### Work to complete
Gather up the lines that contain "unpaid".

### Data for this task
-------------------------

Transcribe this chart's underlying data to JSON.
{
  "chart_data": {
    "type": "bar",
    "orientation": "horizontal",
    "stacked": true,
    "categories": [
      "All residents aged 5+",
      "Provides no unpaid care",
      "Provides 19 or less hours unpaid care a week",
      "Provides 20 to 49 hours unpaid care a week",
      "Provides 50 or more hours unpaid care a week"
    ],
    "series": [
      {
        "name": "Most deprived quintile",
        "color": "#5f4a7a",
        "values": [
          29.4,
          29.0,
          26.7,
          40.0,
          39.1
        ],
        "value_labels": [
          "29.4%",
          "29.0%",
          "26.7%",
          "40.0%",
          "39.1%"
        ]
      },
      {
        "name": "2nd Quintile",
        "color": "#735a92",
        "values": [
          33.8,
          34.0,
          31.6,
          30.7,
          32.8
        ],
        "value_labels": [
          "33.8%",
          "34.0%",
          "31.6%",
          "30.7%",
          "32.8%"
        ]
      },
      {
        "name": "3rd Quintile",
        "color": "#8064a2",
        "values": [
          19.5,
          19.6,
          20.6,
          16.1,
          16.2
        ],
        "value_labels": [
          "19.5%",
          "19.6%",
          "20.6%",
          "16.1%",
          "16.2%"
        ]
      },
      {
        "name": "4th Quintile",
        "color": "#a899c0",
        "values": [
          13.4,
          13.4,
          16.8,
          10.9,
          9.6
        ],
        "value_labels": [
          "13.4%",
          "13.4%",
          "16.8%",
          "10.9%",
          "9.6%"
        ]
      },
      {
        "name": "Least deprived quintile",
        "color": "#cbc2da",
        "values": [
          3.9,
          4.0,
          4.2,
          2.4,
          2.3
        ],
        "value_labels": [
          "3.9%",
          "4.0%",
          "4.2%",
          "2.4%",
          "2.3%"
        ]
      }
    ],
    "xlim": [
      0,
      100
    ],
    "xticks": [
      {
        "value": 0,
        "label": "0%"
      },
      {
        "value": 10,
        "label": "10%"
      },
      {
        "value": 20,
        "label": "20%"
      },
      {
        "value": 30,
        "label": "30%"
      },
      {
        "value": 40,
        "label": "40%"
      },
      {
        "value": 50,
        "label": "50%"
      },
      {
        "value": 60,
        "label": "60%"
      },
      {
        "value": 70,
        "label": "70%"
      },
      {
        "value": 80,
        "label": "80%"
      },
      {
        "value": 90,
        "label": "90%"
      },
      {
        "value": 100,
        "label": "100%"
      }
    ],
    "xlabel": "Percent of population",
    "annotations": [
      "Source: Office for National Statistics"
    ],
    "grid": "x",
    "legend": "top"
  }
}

-------------------------

### Expected answer
      "Provides no unpaid care",
      "Provides 19 or less hours unpaid care a week",
      "Provides 20 to 49 hours unpaid care a week",
      "Provides 50 or more hours unpaid care a week"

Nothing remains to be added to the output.